_Task_. Using the data below, gather each line that includes the word "zupa".

***** Input for this task

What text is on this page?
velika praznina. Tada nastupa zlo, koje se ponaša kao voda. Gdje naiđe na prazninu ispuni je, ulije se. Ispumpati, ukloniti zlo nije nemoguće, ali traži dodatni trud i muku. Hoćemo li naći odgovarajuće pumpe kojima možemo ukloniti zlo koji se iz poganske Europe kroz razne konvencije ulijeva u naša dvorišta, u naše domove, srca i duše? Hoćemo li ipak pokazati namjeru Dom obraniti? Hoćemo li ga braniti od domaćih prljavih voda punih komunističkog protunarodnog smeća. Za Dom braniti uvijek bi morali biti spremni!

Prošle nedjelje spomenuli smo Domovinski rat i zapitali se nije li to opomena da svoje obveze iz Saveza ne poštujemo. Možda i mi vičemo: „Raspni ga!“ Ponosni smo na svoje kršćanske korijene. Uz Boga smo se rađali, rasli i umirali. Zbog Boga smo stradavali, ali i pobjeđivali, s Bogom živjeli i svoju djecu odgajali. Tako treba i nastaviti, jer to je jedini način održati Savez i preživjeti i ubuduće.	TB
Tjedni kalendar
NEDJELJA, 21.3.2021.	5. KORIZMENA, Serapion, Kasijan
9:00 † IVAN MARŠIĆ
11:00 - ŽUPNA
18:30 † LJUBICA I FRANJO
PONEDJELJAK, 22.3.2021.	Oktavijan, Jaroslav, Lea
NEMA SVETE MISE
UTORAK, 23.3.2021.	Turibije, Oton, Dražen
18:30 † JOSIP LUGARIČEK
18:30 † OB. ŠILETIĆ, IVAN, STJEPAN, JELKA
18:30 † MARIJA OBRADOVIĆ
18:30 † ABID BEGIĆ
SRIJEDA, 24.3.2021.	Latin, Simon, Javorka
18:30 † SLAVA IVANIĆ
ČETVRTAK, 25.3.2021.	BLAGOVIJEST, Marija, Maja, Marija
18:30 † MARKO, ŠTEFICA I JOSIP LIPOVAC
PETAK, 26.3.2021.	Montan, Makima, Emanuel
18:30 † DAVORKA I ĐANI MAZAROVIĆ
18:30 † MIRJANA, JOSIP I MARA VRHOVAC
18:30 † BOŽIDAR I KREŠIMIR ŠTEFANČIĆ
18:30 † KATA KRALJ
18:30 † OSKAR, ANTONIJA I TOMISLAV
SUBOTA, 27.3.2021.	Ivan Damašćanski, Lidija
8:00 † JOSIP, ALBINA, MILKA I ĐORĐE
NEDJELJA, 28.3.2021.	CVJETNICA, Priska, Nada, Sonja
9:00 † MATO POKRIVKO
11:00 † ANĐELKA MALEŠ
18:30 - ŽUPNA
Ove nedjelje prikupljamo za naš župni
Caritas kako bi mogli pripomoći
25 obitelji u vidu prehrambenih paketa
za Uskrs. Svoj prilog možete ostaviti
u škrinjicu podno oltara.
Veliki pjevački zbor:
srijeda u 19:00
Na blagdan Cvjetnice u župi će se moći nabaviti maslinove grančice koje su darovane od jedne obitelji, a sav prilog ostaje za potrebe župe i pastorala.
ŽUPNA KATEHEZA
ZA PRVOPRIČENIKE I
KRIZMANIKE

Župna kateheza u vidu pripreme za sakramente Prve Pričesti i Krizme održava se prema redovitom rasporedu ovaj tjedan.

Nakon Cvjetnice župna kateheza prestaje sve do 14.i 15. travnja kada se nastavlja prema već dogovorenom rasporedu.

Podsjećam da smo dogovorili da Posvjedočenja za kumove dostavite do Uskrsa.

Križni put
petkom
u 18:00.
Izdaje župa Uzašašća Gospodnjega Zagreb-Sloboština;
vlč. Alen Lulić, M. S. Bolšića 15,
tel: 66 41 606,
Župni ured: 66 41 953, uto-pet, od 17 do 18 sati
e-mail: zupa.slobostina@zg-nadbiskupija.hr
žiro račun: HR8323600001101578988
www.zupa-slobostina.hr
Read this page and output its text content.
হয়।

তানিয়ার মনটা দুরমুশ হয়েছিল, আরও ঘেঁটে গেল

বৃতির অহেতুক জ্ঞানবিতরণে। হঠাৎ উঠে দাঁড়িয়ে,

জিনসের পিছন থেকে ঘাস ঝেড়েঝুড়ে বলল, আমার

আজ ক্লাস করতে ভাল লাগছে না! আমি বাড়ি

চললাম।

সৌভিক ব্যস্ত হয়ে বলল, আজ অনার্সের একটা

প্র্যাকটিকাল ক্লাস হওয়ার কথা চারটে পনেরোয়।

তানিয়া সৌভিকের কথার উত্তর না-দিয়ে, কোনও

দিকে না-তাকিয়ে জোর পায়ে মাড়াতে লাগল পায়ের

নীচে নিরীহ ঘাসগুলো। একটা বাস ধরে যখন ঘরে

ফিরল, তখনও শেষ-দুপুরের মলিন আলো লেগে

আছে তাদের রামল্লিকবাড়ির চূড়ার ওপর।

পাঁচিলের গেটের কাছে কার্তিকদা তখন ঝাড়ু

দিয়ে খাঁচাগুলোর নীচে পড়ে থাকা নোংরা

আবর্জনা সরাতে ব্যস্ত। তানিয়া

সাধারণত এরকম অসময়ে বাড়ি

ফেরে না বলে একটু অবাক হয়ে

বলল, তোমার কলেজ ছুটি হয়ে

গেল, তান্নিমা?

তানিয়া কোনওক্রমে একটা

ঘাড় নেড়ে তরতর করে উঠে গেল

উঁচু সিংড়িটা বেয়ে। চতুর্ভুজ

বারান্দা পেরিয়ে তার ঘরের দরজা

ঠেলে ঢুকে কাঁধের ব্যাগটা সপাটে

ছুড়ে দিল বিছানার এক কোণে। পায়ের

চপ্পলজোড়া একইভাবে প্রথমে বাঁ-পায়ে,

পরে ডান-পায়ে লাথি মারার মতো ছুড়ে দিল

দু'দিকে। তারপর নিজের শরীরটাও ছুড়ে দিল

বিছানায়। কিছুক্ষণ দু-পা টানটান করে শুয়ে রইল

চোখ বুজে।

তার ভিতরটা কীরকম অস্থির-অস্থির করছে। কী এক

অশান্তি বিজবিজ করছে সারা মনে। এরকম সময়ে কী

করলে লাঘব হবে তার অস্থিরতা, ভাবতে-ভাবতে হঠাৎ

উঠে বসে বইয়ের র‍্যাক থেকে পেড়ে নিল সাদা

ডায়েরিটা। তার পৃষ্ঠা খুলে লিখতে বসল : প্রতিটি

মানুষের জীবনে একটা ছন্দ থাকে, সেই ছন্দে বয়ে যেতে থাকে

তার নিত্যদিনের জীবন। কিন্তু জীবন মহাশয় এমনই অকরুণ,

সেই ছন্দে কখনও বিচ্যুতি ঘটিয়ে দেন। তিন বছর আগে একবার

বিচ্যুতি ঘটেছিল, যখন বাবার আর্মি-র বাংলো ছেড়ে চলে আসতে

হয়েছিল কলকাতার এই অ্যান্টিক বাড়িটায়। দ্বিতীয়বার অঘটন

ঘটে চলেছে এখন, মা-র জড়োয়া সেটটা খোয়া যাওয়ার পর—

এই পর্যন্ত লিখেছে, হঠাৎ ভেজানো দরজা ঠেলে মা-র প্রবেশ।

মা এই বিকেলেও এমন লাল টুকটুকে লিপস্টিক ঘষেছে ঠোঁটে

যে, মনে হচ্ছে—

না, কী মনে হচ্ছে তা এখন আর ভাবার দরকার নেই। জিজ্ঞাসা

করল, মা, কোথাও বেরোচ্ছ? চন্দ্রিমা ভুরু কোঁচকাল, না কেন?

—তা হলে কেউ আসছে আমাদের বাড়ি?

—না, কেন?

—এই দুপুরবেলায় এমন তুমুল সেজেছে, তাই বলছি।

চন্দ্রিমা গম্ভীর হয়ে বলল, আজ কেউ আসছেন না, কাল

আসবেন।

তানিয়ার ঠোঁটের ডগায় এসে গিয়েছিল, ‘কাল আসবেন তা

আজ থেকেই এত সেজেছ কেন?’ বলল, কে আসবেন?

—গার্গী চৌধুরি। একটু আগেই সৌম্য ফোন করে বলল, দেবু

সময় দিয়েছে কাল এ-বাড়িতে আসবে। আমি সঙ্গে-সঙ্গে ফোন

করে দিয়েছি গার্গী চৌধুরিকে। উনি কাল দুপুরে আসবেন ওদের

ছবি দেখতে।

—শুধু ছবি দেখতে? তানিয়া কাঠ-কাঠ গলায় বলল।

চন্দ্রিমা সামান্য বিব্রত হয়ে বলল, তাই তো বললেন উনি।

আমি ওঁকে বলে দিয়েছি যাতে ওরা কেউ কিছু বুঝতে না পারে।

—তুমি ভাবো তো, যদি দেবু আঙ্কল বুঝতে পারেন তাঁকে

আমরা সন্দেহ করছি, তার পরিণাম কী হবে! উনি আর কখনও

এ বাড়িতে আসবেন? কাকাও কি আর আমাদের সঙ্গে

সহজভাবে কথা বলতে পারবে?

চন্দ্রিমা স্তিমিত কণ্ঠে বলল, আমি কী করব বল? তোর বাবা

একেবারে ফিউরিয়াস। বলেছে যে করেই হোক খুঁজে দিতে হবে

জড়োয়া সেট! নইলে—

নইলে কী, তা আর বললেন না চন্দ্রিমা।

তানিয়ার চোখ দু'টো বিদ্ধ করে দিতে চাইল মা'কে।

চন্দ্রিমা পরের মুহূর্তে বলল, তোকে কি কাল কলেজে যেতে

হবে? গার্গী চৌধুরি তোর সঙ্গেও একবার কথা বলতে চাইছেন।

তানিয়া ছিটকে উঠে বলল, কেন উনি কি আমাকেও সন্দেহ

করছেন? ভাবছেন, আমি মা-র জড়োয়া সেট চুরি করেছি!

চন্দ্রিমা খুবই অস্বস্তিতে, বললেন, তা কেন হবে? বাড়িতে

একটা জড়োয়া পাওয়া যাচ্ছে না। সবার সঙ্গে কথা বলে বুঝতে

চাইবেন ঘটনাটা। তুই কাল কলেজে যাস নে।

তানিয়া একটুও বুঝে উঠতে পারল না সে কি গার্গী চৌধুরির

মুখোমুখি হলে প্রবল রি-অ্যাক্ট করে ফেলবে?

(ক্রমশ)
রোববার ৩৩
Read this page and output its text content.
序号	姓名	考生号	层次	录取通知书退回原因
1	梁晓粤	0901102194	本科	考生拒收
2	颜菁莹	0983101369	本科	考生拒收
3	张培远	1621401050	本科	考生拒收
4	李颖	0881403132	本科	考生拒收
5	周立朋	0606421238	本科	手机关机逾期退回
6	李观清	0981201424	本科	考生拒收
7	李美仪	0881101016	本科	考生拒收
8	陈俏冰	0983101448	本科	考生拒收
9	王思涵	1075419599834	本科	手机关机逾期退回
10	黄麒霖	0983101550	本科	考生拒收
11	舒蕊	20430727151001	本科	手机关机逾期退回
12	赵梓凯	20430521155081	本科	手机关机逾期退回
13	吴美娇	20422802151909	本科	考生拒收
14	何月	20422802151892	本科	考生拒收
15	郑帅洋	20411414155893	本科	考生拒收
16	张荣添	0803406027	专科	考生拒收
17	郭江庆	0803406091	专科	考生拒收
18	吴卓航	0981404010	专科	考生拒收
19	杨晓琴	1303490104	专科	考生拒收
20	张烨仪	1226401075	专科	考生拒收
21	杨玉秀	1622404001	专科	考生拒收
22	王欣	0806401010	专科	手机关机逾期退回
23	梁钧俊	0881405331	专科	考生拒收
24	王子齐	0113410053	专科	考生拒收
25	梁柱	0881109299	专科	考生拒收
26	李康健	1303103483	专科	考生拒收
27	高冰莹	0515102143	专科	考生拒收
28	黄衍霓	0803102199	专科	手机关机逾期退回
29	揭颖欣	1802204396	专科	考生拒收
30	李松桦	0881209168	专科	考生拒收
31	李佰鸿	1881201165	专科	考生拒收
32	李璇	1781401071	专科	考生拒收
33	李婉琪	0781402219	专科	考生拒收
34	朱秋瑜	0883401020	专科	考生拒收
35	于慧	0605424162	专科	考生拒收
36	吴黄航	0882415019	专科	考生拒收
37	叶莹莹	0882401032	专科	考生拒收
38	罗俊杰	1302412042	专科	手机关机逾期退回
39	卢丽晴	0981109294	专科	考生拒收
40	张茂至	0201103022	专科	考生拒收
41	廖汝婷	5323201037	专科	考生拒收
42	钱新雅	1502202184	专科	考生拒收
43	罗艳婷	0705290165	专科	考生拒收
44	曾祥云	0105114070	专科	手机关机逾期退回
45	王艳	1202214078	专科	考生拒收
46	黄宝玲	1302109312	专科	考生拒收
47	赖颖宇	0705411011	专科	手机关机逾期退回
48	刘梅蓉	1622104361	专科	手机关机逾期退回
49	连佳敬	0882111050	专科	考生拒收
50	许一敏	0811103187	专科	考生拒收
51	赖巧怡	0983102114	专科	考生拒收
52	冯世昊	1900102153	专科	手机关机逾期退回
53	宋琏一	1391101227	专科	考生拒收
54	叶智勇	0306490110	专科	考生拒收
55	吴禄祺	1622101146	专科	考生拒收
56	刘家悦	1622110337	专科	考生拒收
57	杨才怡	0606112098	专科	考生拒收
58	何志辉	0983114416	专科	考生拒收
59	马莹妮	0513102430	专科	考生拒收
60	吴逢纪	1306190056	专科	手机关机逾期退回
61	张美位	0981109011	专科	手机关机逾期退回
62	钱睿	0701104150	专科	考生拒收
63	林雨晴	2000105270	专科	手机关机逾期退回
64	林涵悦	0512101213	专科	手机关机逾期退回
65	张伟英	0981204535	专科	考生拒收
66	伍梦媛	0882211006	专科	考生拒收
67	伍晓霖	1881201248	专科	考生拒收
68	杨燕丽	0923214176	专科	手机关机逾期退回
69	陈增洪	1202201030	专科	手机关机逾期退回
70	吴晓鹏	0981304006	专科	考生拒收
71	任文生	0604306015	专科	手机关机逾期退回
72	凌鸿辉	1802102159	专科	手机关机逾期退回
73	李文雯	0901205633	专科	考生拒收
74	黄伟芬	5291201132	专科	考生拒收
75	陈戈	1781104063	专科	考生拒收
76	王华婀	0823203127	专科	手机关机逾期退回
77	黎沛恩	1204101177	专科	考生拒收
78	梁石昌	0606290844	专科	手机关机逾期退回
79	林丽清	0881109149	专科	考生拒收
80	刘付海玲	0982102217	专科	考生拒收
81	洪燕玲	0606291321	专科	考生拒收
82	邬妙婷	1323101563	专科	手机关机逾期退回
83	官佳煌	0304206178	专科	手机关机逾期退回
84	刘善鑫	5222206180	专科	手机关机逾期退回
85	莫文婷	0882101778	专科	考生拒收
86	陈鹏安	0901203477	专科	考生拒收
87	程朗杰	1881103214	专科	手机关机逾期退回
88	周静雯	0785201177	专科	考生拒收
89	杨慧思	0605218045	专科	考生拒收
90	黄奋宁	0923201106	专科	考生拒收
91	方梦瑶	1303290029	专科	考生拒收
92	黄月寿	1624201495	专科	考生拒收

**********

_Response_.
e-mail: zupa.slobostina@zg-nadbiskupija.hr
www.zupa-slobostina.hr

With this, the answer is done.